Input data =

====================

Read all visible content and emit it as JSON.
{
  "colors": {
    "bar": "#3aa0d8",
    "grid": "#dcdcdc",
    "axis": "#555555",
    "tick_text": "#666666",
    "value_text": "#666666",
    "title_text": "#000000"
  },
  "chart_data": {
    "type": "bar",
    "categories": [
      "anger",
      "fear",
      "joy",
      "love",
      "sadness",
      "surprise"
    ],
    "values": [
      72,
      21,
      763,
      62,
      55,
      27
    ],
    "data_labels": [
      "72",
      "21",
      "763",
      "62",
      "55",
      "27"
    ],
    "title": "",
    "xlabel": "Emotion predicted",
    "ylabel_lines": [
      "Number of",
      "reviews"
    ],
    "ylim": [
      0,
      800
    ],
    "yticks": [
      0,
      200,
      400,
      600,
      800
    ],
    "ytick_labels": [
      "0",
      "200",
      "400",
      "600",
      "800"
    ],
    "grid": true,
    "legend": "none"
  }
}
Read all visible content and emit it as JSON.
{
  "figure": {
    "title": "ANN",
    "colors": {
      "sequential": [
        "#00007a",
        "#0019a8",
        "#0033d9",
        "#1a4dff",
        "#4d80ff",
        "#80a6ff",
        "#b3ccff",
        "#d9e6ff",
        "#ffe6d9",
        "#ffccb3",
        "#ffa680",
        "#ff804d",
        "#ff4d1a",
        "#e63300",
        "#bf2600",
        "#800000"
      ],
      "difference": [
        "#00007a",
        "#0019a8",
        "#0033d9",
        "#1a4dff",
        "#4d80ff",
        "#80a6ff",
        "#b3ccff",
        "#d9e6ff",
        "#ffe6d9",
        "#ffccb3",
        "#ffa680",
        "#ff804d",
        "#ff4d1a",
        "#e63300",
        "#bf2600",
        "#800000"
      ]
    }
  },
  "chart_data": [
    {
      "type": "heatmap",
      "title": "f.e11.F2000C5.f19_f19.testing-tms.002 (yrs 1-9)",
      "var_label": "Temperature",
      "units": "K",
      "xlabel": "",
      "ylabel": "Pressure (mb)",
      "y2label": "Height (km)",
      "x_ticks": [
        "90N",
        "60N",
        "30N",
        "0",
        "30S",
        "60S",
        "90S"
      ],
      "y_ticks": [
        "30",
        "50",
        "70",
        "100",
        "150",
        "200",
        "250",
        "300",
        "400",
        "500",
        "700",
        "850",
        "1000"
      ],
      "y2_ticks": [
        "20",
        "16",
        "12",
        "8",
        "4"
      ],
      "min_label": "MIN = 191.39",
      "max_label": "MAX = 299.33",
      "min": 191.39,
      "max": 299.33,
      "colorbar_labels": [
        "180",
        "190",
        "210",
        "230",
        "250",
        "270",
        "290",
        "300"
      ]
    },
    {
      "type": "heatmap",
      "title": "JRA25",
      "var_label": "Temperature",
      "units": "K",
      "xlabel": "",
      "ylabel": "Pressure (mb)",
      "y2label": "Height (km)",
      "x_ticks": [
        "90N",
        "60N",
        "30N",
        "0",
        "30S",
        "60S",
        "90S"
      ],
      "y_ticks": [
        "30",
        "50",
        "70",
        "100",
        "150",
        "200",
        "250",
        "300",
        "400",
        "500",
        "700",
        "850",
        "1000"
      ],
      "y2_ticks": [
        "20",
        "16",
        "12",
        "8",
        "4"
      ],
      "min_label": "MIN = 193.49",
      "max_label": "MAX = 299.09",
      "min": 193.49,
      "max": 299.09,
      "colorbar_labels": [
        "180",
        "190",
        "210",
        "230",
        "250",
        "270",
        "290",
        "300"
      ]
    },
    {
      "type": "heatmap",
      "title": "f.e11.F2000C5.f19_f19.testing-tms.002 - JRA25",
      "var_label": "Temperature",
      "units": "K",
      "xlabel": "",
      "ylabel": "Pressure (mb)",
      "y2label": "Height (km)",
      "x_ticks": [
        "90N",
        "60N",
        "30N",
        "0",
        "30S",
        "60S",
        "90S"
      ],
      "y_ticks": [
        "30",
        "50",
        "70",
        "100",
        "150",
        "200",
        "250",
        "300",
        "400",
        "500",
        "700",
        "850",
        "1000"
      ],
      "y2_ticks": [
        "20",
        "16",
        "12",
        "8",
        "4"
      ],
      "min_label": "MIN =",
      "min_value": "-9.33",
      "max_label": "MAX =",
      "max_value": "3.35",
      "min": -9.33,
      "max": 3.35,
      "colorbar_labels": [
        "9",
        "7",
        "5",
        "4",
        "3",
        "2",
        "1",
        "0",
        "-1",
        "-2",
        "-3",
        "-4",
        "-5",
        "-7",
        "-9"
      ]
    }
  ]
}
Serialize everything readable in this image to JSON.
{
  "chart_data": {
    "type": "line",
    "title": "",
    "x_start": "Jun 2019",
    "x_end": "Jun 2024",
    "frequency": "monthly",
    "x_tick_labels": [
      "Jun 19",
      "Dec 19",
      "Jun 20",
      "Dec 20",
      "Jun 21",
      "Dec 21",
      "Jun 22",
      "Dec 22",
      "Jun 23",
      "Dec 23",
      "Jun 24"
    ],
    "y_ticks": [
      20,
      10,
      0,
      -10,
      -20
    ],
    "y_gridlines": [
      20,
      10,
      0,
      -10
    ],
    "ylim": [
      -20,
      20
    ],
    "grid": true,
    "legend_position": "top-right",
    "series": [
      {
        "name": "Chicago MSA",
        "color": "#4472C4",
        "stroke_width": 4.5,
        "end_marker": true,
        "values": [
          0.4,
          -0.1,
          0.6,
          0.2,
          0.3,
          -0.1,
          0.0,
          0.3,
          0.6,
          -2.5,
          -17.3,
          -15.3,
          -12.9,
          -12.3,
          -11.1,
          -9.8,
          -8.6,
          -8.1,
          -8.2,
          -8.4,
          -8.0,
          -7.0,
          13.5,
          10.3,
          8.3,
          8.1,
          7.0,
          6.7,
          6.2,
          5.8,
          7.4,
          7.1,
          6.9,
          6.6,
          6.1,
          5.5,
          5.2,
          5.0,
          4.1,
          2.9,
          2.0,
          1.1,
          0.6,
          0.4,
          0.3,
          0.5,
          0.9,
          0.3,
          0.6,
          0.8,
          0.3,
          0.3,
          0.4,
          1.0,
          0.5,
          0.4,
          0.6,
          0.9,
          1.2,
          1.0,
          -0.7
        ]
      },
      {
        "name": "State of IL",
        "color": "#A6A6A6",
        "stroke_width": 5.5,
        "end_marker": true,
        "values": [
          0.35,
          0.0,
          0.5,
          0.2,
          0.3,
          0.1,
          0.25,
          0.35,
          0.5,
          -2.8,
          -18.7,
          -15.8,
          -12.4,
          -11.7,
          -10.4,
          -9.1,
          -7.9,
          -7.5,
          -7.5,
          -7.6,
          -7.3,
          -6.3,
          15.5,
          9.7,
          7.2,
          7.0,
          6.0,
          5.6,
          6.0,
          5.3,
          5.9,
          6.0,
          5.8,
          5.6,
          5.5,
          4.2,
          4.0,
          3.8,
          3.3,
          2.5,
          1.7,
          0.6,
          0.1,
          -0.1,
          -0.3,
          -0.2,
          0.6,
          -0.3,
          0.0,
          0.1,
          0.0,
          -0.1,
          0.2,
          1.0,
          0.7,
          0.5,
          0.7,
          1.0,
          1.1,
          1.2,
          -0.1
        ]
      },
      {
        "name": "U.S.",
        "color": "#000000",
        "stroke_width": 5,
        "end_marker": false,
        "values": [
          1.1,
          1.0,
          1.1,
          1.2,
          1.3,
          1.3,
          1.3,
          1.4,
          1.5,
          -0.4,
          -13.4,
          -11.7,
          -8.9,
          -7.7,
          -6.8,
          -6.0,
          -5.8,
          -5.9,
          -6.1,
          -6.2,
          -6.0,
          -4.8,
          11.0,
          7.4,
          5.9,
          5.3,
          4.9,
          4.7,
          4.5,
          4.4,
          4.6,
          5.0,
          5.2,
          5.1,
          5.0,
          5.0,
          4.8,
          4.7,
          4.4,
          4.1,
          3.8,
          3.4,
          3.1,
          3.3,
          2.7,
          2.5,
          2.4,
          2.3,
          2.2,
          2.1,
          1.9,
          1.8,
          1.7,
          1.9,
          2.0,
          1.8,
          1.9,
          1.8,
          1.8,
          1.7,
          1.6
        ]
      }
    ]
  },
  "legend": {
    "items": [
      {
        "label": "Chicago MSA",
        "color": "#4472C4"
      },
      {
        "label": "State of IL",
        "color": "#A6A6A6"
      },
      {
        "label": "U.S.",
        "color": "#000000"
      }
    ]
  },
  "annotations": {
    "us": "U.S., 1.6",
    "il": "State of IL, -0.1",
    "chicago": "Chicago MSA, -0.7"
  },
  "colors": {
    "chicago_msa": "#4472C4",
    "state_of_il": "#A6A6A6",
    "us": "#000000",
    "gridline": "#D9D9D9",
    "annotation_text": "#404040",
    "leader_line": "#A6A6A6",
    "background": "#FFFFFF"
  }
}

====================

Task =
State the count of lines with the word "testing" in them, and write nothing else.

Answer below =
2